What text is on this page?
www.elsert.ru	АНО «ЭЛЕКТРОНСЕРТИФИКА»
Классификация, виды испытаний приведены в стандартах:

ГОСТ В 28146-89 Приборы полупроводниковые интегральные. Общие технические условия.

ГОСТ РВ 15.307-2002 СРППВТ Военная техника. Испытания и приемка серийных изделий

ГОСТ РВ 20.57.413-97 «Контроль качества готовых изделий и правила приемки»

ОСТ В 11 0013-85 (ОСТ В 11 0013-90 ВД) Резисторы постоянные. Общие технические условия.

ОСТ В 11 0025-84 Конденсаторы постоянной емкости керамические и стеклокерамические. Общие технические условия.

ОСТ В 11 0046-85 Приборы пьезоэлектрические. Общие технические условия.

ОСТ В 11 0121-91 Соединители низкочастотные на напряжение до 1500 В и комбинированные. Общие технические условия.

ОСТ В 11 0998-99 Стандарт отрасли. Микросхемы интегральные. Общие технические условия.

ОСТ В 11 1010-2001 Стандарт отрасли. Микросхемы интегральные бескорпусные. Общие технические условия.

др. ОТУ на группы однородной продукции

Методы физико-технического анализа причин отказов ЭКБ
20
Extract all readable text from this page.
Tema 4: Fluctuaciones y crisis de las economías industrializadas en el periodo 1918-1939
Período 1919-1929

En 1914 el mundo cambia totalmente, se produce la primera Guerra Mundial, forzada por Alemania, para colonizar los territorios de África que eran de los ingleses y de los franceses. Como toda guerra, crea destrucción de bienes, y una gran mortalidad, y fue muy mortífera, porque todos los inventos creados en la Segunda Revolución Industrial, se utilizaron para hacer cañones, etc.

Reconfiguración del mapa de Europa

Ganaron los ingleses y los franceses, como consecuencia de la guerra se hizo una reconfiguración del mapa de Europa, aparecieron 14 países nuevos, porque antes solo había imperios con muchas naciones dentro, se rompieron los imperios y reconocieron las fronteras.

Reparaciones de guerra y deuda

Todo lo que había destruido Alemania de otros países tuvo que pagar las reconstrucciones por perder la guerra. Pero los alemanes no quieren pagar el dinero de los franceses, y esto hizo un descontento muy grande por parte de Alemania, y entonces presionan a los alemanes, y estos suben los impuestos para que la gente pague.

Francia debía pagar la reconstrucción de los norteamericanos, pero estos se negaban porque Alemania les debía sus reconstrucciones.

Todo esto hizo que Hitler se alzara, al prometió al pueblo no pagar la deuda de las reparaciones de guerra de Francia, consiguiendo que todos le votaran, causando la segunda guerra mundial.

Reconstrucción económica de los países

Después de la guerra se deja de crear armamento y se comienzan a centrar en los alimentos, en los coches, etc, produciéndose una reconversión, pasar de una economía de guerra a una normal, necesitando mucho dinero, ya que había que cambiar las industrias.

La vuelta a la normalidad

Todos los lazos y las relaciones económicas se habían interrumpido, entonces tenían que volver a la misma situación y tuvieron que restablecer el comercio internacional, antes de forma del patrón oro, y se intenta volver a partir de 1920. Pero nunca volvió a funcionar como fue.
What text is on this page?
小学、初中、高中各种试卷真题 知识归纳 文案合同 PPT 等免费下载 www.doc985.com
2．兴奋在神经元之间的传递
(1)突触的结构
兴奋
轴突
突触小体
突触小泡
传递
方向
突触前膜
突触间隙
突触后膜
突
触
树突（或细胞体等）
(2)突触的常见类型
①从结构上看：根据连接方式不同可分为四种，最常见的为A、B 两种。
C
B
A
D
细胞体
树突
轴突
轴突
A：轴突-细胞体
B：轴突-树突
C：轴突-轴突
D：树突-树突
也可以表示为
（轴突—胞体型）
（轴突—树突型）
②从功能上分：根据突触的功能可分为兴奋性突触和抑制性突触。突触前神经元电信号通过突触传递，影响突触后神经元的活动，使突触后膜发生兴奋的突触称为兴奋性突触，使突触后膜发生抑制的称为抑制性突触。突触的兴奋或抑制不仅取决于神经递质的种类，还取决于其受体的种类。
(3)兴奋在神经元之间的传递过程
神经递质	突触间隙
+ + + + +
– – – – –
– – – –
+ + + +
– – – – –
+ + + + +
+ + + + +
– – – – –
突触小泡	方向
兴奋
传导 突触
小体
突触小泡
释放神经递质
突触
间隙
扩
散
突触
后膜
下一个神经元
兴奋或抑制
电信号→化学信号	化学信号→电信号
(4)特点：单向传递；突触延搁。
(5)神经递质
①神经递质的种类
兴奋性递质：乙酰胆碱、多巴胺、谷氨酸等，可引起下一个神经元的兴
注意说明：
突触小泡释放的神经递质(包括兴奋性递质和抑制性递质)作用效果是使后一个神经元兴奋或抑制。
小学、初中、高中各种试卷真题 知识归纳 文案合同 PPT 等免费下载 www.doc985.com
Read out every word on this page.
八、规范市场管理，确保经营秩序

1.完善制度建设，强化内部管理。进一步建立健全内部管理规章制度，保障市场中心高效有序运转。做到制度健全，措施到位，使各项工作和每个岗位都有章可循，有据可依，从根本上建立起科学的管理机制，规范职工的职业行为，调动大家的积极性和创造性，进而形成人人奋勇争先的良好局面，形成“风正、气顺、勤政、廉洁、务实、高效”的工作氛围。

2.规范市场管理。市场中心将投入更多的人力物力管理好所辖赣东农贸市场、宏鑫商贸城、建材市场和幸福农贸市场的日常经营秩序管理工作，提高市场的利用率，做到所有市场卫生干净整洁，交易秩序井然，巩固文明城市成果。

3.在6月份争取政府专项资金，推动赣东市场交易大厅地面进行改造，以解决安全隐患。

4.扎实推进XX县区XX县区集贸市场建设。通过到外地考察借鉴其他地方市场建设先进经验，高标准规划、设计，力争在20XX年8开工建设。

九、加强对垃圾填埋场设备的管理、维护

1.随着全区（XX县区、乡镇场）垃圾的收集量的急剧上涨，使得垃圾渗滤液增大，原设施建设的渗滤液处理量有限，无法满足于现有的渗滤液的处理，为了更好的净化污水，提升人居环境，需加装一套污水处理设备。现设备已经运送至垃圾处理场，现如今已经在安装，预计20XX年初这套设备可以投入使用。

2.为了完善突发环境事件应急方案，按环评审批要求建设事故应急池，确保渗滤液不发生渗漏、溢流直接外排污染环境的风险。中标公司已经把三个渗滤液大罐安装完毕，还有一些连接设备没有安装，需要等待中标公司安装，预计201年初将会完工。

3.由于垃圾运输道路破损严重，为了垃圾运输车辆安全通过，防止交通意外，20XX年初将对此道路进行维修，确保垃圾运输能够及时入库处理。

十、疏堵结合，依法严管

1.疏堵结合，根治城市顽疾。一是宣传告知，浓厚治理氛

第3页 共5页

________________________________________

> _Task to complete_:
Copy each line that contains the word "Francia".

> _Task output_:
Francia debía pagar la reconstrucción de los norteamericanos, pero estos se negaban porque Alemania les debía sus reconstrucciones.
Todo esto hizo que Hitler se alzara, al prometió al pueblo no pagar la deuda de las reparaciones de guerra de Francia, consiguiendo que todos le votaran, causando la segunda guerra mundial.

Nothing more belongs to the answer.